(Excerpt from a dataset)

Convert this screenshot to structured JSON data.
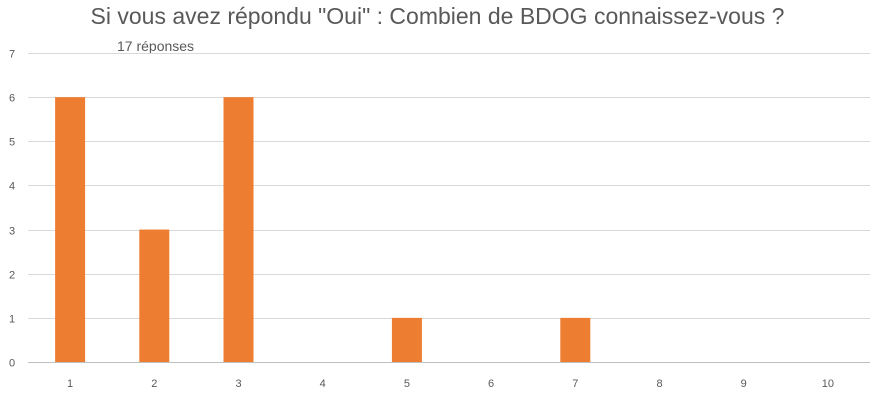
{
  "chart_data": {
    "type": "bar",
    "title": "Si vous avez répondu \"Oui\" : Combien de BDOG connaissez-vous ?",
    "subtitle": "17 réponses",
    "xlabel": "",
    "ylabel": "",
    "categories": [
      "1",
      "2",
      "3",
      "4",
      "5",
      "6",
      "7",
      "8",
      "9",
      "10"
    ],
    "values": [
      6,
      3,
      6,
      0,
      1,
      0,
      1,
      0,
      0,
      0
    ],
    "ylim": [
      0,
      7
    ],
    "yticks": [
      "0",
      "1",
      "2",
      "3",
      "4",
      "5",
      "6",
      "7"
    ],
    "grid": true,
    "legend": "none",
    "colors": {
      "bar": "#ED7D31",
      "grid": "#D9D9D9",
      "text": "#595959"
    }
  }
}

Task – Reproduce the entries above exactly. Do not include the images.

Expected answer –
Convert this screenshot to structured JSON data.
{
  "chart_data": {
    "type": "bar",
    "title": "Si vous avez répondu \"Oui\" : Combien de BDOG connaissez-vous ?",
    "subtitle": "17 réponses",
    "xlabel": "",
    "ylabel": "",
    "categories": [
      "1",
      "2",
      "3",
      "4",
      "5",
      "6",
      "7",
      "8",
      "9",
      "10"
    ],
    "values": [
      6,
      3,
      6,
      0,
      1,
      0,
      1,
      0,
      0,
      0
    ],
    "ylim": [
      0,
      7
    ],
    "yticks": [
      "0",
      "1",
      "2",
      "3",
      "4",
      "5",
      "6",
      "7"
    ],
    "grid": true,
    "legend": "none",
    "colors": {
      "bar": "#ED7D31",
      "grid": "#D9D9D9",
      "text": "#595959"
    }
  }
}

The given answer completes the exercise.